▶ [EXERCISE AIM]
Omit all images, then return the remaining material exactly as it stands.

....

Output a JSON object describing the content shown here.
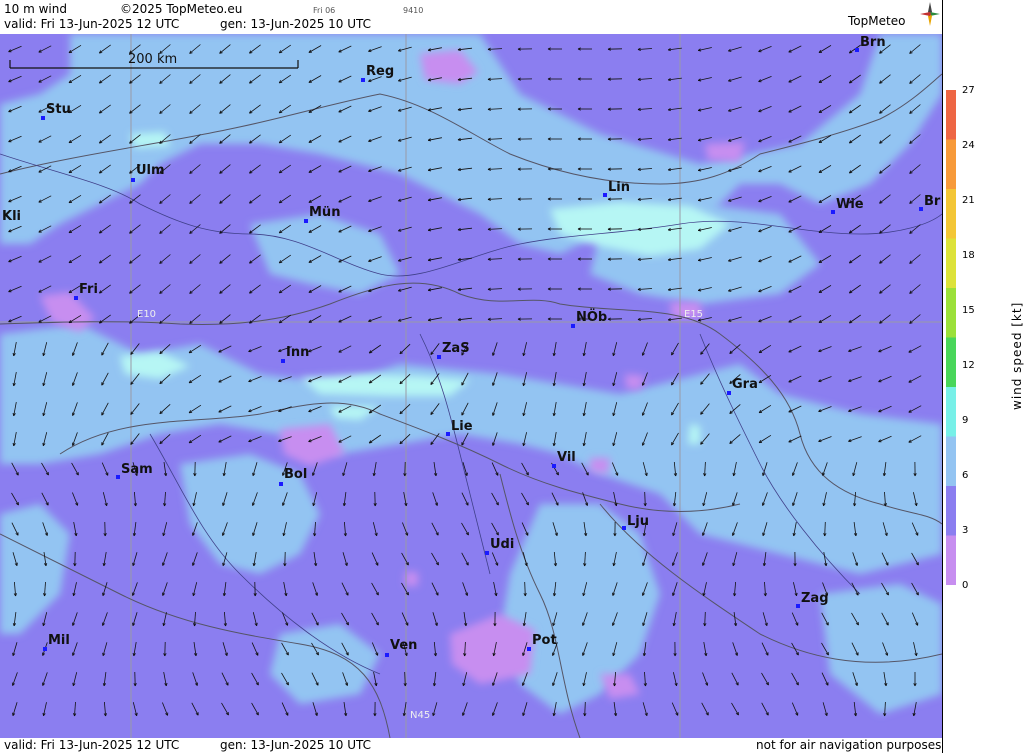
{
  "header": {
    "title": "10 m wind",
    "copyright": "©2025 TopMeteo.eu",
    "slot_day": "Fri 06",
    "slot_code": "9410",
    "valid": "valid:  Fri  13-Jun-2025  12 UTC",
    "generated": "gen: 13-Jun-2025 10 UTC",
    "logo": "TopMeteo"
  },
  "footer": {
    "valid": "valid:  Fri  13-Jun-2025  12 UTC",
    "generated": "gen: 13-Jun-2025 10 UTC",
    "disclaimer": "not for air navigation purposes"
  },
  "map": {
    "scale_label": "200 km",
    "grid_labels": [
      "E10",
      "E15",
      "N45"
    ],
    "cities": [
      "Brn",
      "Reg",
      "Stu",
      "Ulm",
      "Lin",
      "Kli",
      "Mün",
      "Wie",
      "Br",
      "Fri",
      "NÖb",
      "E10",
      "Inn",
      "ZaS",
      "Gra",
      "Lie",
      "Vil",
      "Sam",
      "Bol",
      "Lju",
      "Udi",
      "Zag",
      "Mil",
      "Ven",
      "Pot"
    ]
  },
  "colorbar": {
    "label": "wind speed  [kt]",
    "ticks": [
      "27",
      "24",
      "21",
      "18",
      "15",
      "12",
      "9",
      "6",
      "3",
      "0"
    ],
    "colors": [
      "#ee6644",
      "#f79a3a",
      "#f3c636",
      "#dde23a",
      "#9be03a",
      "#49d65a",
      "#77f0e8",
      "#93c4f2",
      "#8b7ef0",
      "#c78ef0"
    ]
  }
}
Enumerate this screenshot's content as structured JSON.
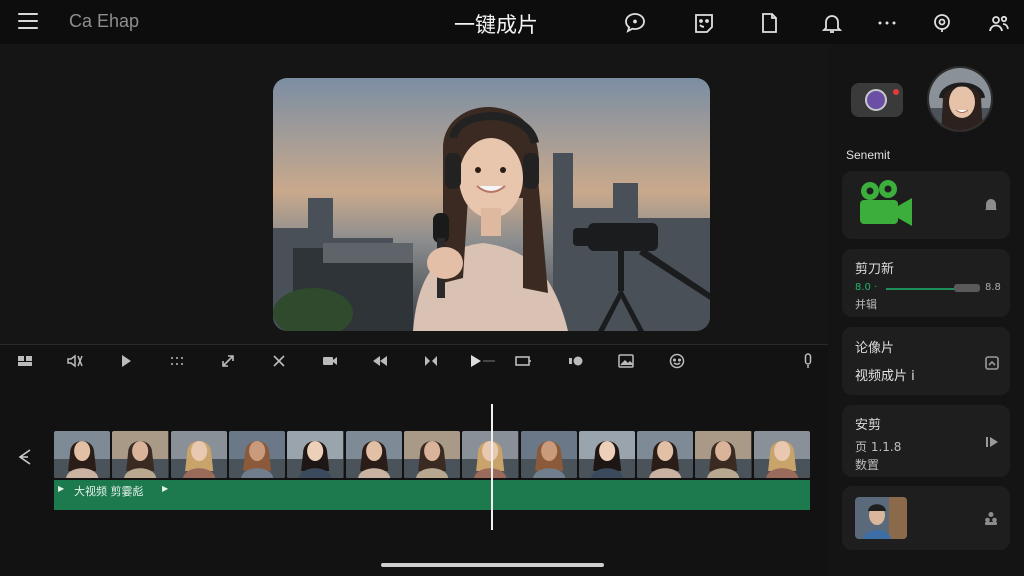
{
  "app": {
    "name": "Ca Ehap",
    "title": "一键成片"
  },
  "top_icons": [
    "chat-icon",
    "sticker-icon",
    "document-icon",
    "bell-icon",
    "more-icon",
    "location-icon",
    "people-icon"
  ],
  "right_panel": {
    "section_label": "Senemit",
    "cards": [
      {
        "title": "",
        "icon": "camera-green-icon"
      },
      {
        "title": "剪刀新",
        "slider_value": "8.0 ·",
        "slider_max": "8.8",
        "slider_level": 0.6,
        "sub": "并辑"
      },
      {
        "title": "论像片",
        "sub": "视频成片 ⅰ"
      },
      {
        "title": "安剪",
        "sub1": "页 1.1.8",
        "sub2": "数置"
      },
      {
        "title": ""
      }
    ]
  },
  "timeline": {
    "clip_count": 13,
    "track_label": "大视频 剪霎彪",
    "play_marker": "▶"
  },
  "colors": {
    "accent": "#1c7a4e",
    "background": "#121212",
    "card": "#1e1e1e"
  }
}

....

▶ [OUTPUT OF THE TASK]
Output a JSON object describing the content shown here.
{
  "header": {
    "title": "10 m wind",
    "copyright": "©2025 TopMeteo.eu",
    "slot_day": "Fri 06",
    "slot_code": "9410",
    "valid": "valid:  Fri  13-Jun-2025  12 UTC",
    "generated": "gen: 13-Jun-2025 10 UTC",
    "logo": "TopMeteo"
  },
  "footer": {
    "valid": "valid:  Fri  13-Jun-2025  12 UTC",
    "generated": "gen: 13-Jun-2025 10 UTC",
    "disclaimer": "not for air navigation purposes"
  },
  "map": {
    "scale_label": "200 km",
    "grid_labels": [
      "E10",
      "E15",
      "N45"
    ],
    "cities": [
      "Brn",
      "Reg",
      "Stu",
      "Ulm",
      "Lin",
      "Kli",
      "Mün",
      "Wie",
      "Br",
      "Fri",
      "NÖb",
      "E10",
      "Inn",
      "ZaS",
      "Gra",
      "Lie",
      "Vil",
      "Sam",
      "Bol",
      "Lju",
      "Udi",
      "Zag",
      "Mil",
      "Ven",
      "Pot"
    ]
  },
  "colorbar": {
    "label": "wind speed  [kt]",
    "ticks": [
      "27",
      "24",
      "21",
      "18",
      "15",
      "12",
      "9",
      "6",
      "3",
      "0"
    ],
    "colors": [
      "#ee6644",
      "#f79a3a",
      "#f3c636",
      "#dde23a",
      "#9be03a",
      "#49d65a",
      "#77f0e8",
      "#93c4f2",
      "#8b7ef0",
      "#c78ef0"
    ]
  }
}
Enumerate this screenshot's content as structured JSON.
{
  "app": {
    "name": "Ca Ehap",
    "title": "一键成片"
  },
  "top_icons": [
    "chat-icon",
    "sticker-icon",
    "document-icon",
    "bell-icon",
    "more-icon",
    "location-icon",
    "people-icon"
  ],
  "right_panel": {
    "section_label": "Senemit",
    "cards": [
      {
        "title": "",
        "icon": "camera-green-icon"
      },
      {
        "title": "剪刀新",
        "slider_value": "8.0 ·",
        "slider_max": "8.8",
        "slider_level": 0.6,
        "sub": "并辑"
      },
      {
        "title": "论像片",
        "sub": "视频成片 ⅰ"
      },
      {
        "title": "安剪",
        "sub1": "页 1.1.8",
        "sub2": "数置"
      },
      {
        "title": ""
      }
    ]
  },
  "timeline": {
    "clip_count": 13,
    "track_label": "大视频 剪霎彪",
    "play_marker": "▶"
  },
  "colors": {
    "accent": "#1c7a4e",
    "background": "#121212",
    "card": "#1e1e1e"
  }
}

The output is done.